__Task statement__
Write out every line of the records below without changing anything, and leave the pictures out.

** START **

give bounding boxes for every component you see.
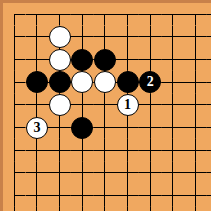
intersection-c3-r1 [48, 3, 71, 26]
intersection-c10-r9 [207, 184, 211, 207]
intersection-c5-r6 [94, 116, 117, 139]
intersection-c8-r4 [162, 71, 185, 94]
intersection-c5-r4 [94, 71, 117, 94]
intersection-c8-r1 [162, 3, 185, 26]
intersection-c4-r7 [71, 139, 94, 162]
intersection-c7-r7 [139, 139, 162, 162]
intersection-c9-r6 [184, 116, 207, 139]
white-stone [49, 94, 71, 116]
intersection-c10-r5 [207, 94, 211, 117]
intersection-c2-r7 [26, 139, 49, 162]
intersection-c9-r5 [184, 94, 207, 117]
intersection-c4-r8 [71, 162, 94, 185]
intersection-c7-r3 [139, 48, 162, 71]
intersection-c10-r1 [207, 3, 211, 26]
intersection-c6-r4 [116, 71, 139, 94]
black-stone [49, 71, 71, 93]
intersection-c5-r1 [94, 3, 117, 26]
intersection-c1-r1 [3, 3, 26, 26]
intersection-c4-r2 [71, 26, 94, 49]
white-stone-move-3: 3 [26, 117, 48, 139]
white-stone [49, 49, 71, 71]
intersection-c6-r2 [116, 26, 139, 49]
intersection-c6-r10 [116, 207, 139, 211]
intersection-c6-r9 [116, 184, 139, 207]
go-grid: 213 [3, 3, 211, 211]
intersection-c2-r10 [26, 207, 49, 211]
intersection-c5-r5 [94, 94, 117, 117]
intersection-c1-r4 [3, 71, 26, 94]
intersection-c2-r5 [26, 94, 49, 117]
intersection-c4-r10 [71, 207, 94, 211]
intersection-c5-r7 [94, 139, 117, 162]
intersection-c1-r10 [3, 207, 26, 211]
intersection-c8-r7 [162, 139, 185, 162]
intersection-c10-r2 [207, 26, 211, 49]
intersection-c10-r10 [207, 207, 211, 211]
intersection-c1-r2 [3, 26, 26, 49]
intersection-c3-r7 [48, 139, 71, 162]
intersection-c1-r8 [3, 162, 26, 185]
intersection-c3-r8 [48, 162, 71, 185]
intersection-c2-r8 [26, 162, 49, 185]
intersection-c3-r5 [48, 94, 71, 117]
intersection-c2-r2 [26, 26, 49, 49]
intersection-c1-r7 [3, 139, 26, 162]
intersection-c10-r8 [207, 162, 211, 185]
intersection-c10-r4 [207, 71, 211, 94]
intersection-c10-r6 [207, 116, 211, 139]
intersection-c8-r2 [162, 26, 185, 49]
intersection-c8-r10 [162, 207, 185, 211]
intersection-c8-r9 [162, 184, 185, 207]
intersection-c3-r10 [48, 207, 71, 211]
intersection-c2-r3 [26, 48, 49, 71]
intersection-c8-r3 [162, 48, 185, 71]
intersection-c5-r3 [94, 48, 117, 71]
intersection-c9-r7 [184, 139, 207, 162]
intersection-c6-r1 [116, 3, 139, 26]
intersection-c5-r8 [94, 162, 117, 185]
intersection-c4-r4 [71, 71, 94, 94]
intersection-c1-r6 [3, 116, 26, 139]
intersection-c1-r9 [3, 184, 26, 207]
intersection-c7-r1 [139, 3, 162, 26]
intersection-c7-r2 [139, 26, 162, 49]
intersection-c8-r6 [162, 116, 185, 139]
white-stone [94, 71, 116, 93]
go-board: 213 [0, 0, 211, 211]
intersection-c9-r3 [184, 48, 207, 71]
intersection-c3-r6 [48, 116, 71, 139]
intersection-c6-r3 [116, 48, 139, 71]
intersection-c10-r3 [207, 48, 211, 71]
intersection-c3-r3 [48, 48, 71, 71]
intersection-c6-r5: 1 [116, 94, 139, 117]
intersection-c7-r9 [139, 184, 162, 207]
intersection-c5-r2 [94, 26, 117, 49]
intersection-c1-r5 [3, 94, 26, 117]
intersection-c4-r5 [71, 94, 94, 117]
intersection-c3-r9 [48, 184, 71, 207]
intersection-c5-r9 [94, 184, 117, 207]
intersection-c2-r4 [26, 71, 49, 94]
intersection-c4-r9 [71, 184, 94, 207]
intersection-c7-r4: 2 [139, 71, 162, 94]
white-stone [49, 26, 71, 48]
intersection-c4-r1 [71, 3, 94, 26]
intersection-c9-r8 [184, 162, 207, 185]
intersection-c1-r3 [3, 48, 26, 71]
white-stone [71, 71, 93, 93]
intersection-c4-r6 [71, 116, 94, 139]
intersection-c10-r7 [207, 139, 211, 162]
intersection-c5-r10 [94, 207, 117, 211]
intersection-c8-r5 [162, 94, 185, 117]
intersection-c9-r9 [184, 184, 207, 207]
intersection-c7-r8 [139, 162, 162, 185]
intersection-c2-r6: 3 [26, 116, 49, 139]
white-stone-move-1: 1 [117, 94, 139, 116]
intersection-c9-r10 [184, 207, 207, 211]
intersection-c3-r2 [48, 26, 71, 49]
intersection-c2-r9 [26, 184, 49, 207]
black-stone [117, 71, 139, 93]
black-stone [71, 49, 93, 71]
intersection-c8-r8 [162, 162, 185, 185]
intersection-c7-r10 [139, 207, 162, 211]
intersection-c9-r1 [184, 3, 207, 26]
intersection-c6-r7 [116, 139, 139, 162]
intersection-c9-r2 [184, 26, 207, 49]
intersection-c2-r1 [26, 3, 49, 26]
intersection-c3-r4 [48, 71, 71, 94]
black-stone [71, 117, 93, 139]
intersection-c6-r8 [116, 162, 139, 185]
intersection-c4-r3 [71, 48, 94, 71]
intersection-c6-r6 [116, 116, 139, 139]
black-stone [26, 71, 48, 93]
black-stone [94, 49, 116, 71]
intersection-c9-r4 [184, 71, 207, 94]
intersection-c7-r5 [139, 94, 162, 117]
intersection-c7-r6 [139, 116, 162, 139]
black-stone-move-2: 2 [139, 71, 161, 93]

** END **

__Solution__
give bounding boxes for every component you see.
intersection-c3-r1 [48, 3, 71, 26]
intersection-c10-r9 [207, 184, 211, 207]
intersection-c5-r6 [94, 116, 117, 139]
intersection-c8-r4 [162, 71, 185, 94]
intersection-c5-r4 [94, 71, 117, 94]
intersection-c8-r1 [162, 3, 185, 26]
intersection-c4-r7 [71, 139, 94, 162]
intersection-c7-r7 [139, 139, 162, 162]
intersection-c9-r6 [184, 116, 207, 139]
white-stone [49, 94, 71, 116]
intersection-c10-r5 [207, 94, 211, 117]
intersection-c2-r7 [26, 139, 49, 162]
intersection-c9-r5 [184, 94, 207, 117]
intersection-c4-r8 [71, 162, 94, 185]
intersection-c7-r3 [139, 48, 162, 71]
intersection-c10-r1 [207, 3, 211, 26]
intersection-c6-r4 [116, 71, 139, 94]
black-stone [49, 71, 71, 93]
intersection-c5-r1 [94, 3, 117, 26]
intersection-c1-r1 [3, 3, 26, 26]
intersection-c4-r2 [71, 26, 94, 49]
white-stone-move-3: 3 [26, 117, 48, 139]
white-stone [49, 49, 71, 71]
intersection-c6-r2 [116, 26, 139, 49]
intersection-c6-r10 [116, 207, 139, 211]
intersection-c6-r9 [116, 184, 139, 207]
go-grid: 213 [3, 3, 211, 211]
intersection-c2-r10 [26, 207, 49, 211]
intersection-c5-r5 [94, 94, 117, 117]
intersection-c1-r4 [3, 71, 26, 94]
intersection-c2-r5 [26, 94, 49, 117]
intersection-c4-r10 [71, 207, 94, 211]
intersection-c5-r7 [94, 139, 117, 162]
intersection-c1-r10 [3, 207, 26, 211]
intersection-c8-r7 [162, 139, 185, 162]
intersection-c10-r2 [207, 26, 211, 49]
intersection-c10-r10 [207, 207, 211, 211]
intersection-c1-r2 [3, 26, 26, 49]
intersection-c3-r7 [48, 139, 71, 162]
intersection-c1-r8 [3, 162, 26, 185]
intersection-c3-r8 [48, 162, 71, 185]
intersection-c2-r8 [26, 162, 49, 185]
intersection-c3-r5 [48, 94, 71, 117]
intersection-c2-r2 [26, 26, 49, 49]
intersection-c1-r7 [3, 139, 26, 162]
intersection-c10-r8 [207, 162, 211, 185]
intersection-c10-r4 [207, 71, 211, 94]
intersection-c10-r6 [207, 116, 211, 139]
intersection-c8-r2 [162, 26, 185, 49]
intersection-c8-r10 [162, 207, 185, 211]
intersection-c8-r9 [162, 184, 185, 207]
intersection-c3-r10 [48, 207, 71, 211]
intersection-c2-r3 [26, 48, 49, 71]
intersection-c8-r3 [162, 48, 185, 71]
intersection-c5-r3 [94, 48, 117, 71]
intersection-c9-r7 [184, 139, 207, 162]
intersection-c6-r1 [116, 3, 139, 26]
intersection-c5-r8 [94, 162, 117, 185]
intersection-c4-r4 [71, 71, 94, 94]
intersection-c1-r6 [3, 116, 26, 139]
intersection-c1-r9 [3, 184, 26, 207]
intersection-c7-r1 [139, 3, 162, 26]
intersection-c7-r2 [139, 26, 162, 49]
intersection-c8-r6 [162, 116, 185, 139]
white-stone [94, 71, 116, 93]
go-board: 213 [0, 0, 211, 211]
intersection-c9-r3 [184, 48, 207, 71]
intersection-c3-r6 [48, 116, 71, 139]
intersection-c6-r3 [116, 48, 139, 71]
intersection-c10-r3 [207, 48, 211, 71]
intersection-c3-r3 [48, 48, 71, 71]
intersection-c6-r5: 1 [116, 94, 139, 117]
intersection-c7-r9 [139, 184, 162, 207]
intersection-c5-r2 [94, 26, 117, 49]
intersection-c1-r5 [3, 94, 26, 117]
intersection-c4-r5 [71, 94, 94, 117]
intersection-c3-r9 [48, 184, 71, 207]
intersection-c5-r9 [94, 184, 117, 207]
intersection-c2-r4 [26, 71, 49, 94]
intersection-c4-r9 [71, 184, 94, 207]
intersection-c7-r4: 2 [139, 71, 162, 94]
white-stone [49, 26, 71, 48]
intersection-c4-r1 [71, 3, 94, 26]
intersection-c9-r8 [184, 162, 207, 185]
intersection-c1-r3 [3, 48, 26, 71]
white-stone [71, 71, 93, 93]
intersection-c4-r6 [71, 116, 94, 139]
intersection-c10-r7 [207, 139, 211, 162]
intersection-c5-r10 [94, 207, 117, 211]
intersection-c8-r5 [162, 94, 185, 117]
intersection-c9-r9 [184, 184, 207, 207]
intersection-c7-r8 [139, 162, 162, 185]
intersection-c2-r6: 3 [26, 116, 49, 139]
white-stone-move-1: 1 [117, 94, 139, 116]
intersection-c9-r10 [184, 207, 207, 211]
intersection-c3-r2 [48, 26, 71, 49]
intersection-c2-r9 [26, 184, 49, 207]
black-stone [117, 71, 139, 93]
black-stone [71, 49, 93, 71]
intersection-c8-r8 [162, 162, 185, 185]
intersection-c7-r10 [139, 207, 162, 211]
intersection-c9-r1 [184, 3, 207, 26]
intersection-c6-r7 [116, 139, 139, 162]
intersection-c9-r2 [184, 26, 207, 49]
intersection-c2-r1 [26, 3, 49, 26]
intersection-c3-r4 [48, 71, 71, 94]
black-stone [71, 117, 93, 139]
intersection-c6-r8 [116, 162, 139, 185]
intersection-c4-r3 [71, 48, 94, 71]
intersection-c6-r6 [116, 116, 139, 139]
black-stone [26, 71, 48, 93]
black-stone [94, 49, 116, 71]
intersection-c9-r4 [184, 71, 207, 94]
intersection-c7-r5 [139, 94, 162, 117]
intersection-c7-r6 [139, 116, 162, 139]
black-stone-move-2: 2 [139, 71, 161, 93]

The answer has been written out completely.